**** Entries shown

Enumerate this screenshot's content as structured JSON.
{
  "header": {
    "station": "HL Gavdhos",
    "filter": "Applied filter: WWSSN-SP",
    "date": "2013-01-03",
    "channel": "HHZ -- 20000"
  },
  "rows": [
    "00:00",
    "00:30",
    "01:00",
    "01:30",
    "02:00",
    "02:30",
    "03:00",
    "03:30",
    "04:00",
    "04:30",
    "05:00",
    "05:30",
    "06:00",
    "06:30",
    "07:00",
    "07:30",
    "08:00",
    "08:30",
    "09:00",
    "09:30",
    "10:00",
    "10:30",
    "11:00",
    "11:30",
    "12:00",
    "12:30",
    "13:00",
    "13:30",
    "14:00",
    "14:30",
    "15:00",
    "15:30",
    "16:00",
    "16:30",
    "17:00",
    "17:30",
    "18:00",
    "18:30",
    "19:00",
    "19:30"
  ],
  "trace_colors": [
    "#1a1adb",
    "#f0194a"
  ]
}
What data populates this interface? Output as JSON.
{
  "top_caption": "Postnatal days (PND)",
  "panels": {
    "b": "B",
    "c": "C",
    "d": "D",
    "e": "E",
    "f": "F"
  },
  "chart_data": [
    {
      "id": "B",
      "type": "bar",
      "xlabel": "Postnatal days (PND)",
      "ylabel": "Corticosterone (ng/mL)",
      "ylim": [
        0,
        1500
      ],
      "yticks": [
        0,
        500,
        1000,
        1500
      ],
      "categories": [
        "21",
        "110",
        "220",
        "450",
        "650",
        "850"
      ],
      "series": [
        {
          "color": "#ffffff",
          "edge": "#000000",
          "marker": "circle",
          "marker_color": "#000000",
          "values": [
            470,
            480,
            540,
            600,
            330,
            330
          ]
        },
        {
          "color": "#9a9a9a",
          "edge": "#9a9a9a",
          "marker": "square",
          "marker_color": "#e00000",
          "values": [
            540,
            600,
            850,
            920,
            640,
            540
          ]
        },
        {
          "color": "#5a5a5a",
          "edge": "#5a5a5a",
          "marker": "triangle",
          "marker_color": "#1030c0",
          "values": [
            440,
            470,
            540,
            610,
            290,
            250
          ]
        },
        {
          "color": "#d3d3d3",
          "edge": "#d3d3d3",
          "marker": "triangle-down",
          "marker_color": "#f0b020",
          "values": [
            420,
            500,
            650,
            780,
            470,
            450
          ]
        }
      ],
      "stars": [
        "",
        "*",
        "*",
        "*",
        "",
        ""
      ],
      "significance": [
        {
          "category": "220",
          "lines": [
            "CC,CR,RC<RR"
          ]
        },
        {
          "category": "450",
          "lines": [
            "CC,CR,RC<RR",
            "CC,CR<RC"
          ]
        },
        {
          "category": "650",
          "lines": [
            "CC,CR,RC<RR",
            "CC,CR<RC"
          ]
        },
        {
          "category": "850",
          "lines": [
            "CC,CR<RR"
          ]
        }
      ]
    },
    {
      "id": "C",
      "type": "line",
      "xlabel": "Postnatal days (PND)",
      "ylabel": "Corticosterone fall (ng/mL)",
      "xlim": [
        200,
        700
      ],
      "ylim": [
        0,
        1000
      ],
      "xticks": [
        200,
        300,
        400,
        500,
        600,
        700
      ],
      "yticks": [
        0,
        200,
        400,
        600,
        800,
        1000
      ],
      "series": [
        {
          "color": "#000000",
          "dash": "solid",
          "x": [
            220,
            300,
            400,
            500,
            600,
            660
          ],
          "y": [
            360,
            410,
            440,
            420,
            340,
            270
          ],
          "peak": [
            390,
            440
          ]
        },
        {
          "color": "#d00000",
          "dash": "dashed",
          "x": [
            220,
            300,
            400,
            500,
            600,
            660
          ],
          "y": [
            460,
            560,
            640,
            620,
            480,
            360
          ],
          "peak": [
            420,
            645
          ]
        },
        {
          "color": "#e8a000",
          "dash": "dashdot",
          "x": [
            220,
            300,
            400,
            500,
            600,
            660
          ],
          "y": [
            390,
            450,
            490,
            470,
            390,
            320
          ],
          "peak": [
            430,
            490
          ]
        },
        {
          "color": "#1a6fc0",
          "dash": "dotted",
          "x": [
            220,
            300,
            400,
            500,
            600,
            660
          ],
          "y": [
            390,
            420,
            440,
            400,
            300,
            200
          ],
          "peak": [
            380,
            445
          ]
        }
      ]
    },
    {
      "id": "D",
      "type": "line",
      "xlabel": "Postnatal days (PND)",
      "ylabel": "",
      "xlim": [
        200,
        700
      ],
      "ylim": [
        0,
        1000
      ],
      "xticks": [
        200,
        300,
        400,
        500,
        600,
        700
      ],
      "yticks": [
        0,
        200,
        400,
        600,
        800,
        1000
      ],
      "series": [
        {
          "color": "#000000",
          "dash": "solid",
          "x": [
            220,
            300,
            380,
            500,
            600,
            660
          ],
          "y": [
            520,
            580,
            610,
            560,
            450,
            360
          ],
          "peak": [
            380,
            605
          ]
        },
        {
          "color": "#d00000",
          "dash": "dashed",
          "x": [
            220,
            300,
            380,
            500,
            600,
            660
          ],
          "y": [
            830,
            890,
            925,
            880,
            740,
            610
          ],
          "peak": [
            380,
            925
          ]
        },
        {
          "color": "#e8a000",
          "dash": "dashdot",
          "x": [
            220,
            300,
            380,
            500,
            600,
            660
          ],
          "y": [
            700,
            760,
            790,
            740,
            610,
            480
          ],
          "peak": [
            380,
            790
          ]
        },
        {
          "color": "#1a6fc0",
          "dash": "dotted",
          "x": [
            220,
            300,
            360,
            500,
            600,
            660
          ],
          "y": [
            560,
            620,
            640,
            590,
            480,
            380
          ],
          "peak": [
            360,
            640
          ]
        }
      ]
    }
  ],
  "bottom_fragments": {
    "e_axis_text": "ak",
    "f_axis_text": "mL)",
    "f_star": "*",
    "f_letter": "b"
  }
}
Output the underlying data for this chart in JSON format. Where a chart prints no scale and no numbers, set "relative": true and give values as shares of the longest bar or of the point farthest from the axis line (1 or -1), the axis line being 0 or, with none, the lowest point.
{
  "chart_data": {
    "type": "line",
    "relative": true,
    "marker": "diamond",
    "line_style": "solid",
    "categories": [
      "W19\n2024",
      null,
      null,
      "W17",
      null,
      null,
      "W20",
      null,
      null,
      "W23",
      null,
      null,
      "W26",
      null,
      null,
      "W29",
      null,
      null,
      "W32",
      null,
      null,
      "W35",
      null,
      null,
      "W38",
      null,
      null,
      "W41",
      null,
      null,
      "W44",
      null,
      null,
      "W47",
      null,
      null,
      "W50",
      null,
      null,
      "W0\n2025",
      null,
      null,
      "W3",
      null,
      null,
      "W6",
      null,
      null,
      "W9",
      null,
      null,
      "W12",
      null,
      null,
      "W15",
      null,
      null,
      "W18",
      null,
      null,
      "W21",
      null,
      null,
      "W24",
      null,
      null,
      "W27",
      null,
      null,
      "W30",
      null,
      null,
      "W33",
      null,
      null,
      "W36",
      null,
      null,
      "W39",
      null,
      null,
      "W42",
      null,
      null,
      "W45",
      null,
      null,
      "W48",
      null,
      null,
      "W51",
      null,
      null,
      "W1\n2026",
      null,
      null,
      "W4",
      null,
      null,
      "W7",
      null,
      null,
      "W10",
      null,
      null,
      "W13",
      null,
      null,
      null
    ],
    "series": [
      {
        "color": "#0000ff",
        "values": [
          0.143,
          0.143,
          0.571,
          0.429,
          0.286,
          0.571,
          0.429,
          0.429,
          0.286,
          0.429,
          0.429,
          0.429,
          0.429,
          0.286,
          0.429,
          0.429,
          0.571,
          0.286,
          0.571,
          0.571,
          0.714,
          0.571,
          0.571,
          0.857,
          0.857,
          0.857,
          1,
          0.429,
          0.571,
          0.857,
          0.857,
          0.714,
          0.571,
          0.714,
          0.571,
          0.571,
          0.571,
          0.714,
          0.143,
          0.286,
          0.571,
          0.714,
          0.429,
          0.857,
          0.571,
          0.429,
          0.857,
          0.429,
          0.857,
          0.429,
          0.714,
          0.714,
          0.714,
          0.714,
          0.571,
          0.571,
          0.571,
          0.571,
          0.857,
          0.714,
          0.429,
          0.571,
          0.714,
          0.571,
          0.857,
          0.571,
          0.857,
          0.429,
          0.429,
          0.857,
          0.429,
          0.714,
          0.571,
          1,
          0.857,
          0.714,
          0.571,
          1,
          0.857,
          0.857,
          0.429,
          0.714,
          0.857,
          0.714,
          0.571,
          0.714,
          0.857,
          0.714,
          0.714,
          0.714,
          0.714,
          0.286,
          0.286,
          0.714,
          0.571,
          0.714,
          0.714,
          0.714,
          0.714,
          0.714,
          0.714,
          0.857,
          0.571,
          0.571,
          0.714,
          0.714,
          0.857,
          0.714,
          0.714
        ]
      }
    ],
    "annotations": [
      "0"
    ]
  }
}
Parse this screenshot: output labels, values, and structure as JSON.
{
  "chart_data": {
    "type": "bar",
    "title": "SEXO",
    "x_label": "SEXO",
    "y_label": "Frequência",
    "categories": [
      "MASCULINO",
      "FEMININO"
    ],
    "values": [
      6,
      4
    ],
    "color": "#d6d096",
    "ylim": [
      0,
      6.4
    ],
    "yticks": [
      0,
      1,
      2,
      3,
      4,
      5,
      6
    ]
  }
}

********

■ **Your instructions**: Go through the material above and count the lines that include "screenshot". Give the number alone.

■ **Solution for this problem**: 2